— START OF Information provided —

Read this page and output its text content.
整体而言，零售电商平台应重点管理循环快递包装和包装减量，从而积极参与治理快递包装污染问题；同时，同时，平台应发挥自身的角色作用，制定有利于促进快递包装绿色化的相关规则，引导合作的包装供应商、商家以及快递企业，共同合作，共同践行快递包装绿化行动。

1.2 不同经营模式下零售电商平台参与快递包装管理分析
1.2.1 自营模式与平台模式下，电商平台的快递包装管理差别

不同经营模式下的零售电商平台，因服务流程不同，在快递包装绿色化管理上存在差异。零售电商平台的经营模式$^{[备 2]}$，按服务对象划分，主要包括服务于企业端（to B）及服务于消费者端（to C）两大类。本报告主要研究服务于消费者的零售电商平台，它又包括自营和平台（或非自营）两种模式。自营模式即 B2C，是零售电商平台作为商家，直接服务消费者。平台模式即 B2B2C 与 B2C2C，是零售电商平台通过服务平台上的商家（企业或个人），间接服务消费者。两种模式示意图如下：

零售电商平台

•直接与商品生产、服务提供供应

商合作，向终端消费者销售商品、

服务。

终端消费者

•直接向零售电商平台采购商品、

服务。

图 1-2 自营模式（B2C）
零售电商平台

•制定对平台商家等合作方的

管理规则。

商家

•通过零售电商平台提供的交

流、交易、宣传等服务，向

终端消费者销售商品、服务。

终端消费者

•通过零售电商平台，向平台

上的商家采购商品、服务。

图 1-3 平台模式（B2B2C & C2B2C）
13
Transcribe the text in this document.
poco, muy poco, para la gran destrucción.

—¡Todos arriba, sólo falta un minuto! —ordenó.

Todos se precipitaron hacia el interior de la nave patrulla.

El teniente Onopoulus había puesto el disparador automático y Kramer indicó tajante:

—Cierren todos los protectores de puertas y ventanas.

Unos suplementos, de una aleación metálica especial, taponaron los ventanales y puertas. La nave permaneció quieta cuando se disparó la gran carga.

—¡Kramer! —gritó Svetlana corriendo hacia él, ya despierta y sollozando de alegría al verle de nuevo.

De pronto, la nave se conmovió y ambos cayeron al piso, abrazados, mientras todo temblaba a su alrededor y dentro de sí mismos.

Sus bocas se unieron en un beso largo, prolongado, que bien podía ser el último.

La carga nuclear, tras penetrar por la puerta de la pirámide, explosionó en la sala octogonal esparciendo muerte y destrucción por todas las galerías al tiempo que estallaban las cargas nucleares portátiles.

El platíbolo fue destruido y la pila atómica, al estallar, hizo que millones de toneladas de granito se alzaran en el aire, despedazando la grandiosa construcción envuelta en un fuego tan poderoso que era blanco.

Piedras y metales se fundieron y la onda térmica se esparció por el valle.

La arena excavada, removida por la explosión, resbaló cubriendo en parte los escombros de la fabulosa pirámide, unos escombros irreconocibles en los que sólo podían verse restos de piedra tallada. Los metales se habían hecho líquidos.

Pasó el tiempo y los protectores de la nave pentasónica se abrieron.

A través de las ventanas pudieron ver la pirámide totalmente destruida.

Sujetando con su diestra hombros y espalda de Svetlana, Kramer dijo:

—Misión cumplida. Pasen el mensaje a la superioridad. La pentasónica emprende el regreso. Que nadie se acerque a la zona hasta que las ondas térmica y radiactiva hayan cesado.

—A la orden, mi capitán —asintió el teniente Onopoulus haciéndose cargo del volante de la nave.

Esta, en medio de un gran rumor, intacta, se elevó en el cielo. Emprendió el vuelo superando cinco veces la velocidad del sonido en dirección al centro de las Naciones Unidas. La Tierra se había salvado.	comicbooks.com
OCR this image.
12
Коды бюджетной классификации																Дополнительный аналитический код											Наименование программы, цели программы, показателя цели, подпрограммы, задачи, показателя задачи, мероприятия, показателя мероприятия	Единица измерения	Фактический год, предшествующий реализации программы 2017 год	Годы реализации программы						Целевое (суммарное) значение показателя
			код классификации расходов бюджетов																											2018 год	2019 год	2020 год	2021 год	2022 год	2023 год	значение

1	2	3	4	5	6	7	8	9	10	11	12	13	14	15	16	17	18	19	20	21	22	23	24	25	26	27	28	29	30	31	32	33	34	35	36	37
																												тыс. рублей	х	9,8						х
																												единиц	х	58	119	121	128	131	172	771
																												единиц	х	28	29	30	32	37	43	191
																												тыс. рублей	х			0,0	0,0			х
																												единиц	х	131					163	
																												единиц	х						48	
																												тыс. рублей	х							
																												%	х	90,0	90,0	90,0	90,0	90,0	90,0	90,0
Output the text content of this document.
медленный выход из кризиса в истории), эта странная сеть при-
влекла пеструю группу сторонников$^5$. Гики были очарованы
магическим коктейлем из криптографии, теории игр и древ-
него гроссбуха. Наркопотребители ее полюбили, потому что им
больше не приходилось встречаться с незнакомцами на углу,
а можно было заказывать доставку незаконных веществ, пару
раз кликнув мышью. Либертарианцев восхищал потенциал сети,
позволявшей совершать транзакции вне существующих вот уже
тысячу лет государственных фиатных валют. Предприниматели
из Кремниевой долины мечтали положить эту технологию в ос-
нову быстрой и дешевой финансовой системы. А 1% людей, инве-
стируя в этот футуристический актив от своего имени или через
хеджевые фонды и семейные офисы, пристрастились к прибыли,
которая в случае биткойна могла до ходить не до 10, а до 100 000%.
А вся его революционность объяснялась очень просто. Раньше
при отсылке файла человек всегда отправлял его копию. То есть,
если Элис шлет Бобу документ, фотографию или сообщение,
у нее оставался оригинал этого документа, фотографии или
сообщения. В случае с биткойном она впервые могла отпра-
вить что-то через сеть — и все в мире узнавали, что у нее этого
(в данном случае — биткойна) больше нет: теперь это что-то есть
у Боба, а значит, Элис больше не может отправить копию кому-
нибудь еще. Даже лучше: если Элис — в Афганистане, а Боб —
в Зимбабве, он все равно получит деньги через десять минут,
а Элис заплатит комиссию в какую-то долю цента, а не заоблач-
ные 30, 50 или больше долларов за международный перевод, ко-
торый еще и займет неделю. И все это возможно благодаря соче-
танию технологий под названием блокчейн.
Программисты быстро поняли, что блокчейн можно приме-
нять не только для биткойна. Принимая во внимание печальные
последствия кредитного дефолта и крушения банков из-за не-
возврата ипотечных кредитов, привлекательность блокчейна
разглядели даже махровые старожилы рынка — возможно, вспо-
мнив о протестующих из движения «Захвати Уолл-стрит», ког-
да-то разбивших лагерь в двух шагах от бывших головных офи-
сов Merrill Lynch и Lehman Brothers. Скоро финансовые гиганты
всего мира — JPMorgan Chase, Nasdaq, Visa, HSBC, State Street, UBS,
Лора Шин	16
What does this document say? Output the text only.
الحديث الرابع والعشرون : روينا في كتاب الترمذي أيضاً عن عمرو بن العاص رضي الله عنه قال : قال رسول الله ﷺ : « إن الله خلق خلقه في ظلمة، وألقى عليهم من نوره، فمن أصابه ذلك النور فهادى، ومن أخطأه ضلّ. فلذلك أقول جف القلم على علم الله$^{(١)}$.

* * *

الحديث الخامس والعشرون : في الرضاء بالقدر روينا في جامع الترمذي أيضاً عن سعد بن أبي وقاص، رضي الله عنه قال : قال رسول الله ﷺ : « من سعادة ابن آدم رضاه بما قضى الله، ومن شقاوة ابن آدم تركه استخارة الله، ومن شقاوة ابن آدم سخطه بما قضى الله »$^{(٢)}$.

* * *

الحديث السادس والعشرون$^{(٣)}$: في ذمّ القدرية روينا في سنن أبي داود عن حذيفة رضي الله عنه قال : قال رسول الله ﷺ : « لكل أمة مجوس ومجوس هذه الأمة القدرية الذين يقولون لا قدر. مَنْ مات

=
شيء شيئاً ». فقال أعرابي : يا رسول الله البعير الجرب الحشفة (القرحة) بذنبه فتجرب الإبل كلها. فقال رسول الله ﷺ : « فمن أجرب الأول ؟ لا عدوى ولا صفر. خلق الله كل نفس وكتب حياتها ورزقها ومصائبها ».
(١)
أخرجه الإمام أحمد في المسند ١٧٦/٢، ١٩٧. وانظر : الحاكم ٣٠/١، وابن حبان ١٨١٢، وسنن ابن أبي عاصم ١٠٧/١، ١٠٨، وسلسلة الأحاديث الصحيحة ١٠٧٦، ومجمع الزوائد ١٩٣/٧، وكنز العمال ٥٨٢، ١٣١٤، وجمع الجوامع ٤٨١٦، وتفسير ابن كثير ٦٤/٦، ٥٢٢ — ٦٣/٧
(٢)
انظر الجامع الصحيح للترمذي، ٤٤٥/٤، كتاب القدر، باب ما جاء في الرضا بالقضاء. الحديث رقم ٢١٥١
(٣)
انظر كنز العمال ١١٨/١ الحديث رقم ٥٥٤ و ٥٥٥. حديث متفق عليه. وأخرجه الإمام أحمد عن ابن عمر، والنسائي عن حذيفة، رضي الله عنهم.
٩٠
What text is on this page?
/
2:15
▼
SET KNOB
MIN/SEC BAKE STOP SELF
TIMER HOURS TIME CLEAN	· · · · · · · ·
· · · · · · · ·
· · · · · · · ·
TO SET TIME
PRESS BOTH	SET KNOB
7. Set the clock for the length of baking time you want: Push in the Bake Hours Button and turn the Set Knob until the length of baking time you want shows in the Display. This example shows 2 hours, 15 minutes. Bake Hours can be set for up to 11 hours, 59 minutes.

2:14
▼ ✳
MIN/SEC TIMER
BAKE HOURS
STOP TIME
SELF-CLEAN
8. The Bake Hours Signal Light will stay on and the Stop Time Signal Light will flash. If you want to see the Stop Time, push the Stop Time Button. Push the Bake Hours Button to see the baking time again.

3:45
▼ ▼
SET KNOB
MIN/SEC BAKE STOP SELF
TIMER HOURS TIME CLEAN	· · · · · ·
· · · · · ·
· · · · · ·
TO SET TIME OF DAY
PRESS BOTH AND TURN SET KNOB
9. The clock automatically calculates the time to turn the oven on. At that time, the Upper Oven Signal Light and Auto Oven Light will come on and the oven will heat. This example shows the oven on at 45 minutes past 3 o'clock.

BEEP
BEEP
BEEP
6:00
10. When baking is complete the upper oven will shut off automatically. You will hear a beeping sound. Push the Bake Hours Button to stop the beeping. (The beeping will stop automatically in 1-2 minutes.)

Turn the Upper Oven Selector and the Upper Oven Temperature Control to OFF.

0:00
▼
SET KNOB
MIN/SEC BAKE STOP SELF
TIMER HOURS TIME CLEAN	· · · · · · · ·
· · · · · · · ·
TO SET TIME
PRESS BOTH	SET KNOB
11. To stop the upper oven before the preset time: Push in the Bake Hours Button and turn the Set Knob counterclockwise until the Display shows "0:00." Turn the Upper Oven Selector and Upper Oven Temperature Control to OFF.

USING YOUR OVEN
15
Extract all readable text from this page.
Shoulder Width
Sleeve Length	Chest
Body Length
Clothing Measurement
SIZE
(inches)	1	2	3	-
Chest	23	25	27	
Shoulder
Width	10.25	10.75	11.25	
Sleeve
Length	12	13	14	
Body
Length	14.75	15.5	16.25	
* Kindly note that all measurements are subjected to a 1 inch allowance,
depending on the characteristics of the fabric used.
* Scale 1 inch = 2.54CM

— END OF Information provided —

## What the task requires
Everything from the line containing "Extract all readable text from this page." to the end of the records must be written out exactly; include both of those lines and no others.

## Solution to the exercise
Extract all readable text from this page.
Shoulder Width
Sleeve Length	Chest
Body Length
Clothing Measurement
SIZE
(inches)	1	2	3	-
Chest	23	25	27	
Shoulder
Width	10.25	10.75	11.25	
Sleeve
Length	12	13	14	
Body
Length	14.75	15.5	16.25	
* Kindly note that all measurements are subjected to a 1 inch allowance,
depending on the characteristics of the fabric used.
* Scale 1 inch = 2.54CM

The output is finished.